- [SET TASK]
Where a line below holds the string "structured", copy that line.

##########

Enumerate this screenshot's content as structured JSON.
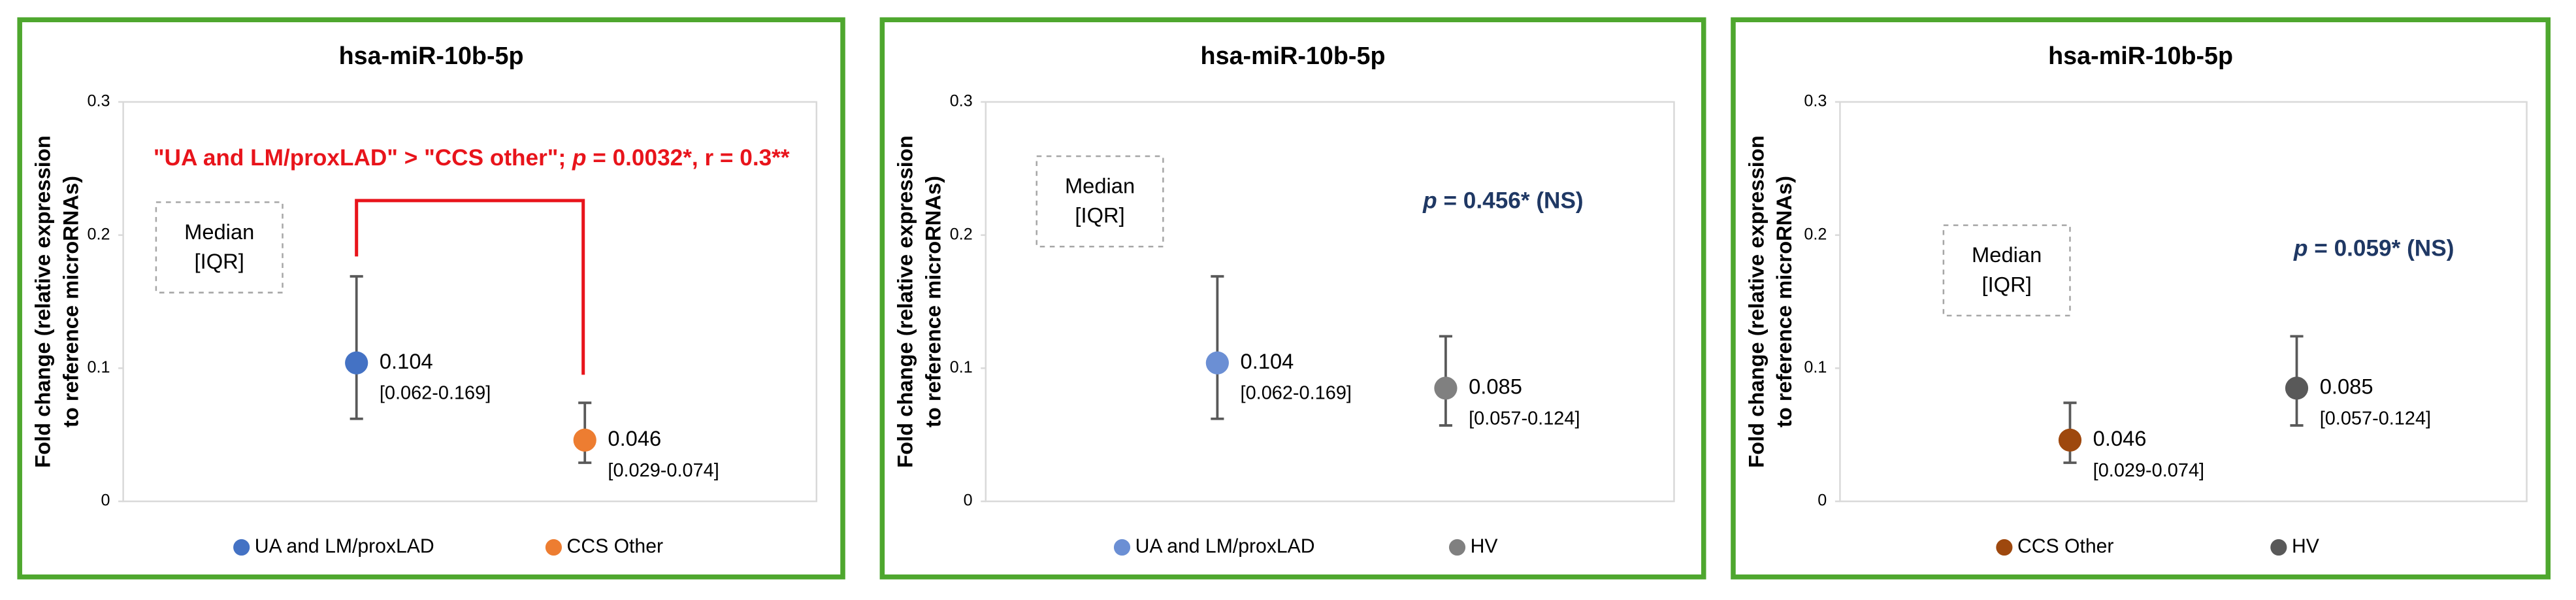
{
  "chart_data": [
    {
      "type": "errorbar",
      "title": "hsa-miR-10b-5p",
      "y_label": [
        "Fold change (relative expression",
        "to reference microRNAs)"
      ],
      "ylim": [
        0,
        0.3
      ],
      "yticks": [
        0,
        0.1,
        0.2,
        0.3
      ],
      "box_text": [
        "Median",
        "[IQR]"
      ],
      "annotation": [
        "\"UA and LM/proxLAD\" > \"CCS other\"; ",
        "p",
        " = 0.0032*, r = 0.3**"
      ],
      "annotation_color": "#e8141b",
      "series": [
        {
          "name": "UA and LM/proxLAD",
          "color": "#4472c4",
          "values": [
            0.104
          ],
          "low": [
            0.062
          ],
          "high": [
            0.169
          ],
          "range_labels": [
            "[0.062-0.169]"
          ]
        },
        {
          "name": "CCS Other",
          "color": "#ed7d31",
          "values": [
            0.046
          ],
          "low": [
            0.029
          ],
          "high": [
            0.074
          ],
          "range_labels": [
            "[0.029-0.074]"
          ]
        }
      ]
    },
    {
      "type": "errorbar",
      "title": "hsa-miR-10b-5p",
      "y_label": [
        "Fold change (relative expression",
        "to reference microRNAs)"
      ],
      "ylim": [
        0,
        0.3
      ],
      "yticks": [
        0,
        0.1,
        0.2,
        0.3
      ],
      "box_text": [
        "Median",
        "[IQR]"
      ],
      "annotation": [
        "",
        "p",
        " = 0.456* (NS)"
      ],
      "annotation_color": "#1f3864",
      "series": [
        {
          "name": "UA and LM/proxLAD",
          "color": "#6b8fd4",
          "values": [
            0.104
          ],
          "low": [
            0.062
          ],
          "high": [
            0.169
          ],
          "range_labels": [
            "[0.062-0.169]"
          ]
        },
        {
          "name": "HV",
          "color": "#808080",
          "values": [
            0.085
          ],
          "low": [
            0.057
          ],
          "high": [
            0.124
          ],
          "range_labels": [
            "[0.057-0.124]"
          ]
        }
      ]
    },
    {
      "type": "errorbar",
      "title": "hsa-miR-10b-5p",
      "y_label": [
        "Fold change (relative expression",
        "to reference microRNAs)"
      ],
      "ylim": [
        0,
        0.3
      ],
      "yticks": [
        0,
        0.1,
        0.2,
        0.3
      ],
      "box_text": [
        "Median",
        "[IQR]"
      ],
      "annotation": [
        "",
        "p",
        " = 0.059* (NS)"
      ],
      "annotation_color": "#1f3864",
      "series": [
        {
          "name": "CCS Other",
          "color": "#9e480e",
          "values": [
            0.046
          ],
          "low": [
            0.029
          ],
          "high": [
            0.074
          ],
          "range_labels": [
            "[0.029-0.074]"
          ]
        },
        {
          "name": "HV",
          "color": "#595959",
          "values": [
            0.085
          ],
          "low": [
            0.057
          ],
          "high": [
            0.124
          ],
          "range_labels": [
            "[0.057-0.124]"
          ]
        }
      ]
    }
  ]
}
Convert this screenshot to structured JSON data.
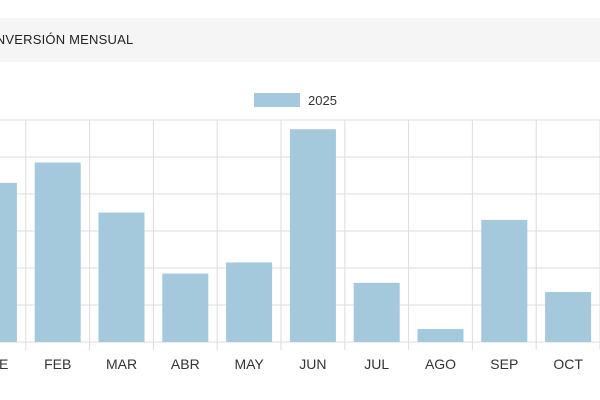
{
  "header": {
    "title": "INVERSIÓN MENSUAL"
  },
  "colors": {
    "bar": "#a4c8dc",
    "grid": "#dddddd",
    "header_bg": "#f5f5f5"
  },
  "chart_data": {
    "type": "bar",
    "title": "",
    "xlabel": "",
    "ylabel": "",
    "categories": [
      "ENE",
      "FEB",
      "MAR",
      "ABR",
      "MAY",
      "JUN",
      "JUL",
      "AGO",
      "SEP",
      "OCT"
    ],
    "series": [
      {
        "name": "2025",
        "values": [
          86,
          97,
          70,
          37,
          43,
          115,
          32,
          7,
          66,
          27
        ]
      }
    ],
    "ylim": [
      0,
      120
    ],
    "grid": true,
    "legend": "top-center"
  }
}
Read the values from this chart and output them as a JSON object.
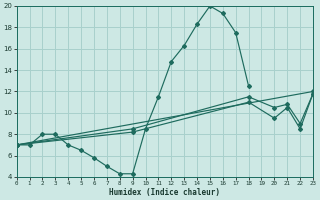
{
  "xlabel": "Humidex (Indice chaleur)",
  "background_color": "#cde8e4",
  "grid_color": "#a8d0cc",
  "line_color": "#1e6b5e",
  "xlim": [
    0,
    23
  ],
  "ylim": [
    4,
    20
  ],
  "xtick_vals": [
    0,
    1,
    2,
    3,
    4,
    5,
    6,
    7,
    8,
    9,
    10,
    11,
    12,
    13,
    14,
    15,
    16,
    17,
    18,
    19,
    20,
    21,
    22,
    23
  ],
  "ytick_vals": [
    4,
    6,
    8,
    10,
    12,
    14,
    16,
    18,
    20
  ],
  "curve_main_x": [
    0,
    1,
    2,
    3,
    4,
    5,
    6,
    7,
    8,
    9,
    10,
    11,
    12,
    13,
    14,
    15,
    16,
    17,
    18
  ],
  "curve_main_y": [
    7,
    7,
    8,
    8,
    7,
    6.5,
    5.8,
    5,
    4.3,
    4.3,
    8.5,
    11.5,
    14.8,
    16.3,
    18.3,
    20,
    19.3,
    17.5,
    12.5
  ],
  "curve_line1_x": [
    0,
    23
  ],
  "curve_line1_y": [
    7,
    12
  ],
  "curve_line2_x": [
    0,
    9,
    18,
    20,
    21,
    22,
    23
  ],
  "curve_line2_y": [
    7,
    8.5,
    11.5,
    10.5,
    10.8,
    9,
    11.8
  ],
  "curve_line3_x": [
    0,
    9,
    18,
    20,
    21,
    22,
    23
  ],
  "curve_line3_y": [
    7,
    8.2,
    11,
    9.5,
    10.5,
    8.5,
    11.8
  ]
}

##########

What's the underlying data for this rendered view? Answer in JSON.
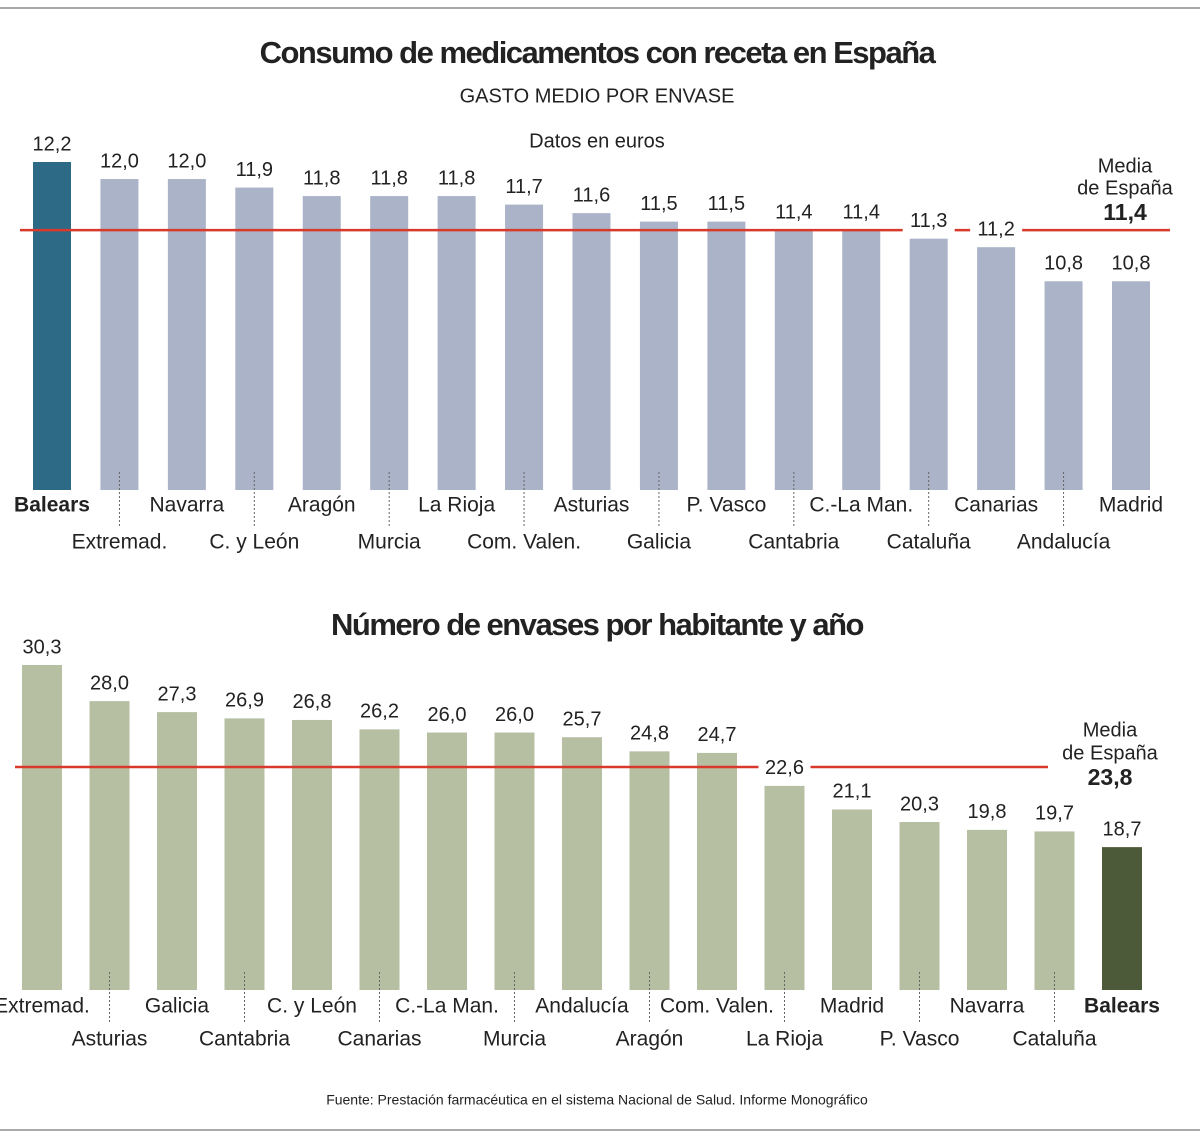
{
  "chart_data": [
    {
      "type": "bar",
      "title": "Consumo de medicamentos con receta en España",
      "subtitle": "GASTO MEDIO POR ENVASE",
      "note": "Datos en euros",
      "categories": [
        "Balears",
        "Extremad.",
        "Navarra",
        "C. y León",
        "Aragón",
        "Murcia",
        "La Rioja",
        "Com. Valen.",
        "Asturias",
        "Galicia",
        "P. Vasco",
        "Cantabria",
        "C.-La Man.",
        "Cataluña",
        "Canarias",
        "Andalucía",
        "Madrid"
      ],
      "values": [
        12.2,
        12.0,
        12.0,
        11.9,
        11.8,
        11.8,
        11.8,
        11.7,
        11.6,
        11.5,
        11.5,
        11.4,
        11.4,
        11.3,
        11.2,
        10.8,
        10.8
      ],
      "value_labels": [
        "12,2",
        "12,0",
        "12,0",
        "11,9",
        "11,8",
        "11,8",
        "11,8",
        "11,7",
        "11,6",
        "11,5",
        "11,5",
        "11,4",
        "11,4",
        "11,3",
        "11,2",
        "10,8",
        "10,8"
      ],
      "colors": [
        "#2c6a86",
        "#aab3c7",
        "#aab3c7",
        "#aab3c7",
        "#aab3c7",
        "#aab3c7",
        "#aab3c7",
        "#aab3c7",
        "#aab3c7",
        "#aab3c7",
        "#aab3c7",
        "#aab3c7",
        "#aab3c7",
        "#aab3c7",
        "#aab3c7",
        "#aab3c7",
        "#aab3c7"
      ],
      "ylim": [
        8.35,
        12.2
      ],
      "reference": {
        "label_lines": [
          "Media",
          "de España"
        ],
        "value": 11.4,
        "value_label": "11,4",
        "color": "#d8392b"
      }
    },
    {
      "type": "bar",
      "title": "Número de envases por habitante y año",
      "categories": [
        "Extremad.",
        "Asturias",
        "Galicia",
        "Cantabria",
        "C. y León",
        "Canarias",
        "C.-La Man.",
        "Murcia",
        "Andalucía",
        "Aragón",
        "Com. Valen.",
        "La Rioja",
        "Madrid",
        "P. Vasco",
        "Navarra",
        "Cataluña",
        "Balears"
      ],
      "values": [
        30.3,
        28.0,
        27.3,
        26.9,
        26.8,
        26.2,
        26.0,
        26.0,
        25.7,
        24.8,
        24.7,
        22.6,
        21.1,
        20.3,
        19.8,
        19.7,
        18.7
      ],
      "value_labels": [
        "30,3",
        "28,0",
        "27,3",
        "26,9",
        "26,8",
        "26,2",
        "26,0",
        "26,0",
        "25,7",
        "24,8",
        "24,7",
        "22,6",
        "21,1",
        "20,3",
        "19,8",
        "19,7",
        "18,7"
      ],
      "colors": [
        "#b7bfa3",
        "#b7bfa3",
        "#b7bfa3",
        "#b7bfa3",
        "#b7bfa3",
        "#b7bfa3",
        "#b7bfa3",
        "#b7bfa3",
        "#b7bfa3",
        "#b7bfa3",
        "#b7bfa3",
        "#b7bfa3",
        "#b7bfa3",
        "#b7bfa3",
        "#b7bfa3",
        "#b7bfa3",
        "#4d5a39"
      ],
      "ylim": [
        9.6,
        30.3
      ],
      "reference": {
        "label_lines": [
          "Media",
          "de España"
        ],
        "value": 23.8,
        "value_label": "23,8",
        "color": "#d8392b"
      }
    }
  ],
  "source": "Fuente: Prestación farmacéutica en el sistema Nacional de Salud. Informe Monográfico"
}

##########

- [EXPECTED OUTPUT]
Enumerate this screenshot's content as structured JSON.
Convert this screenshot to structured JSON data.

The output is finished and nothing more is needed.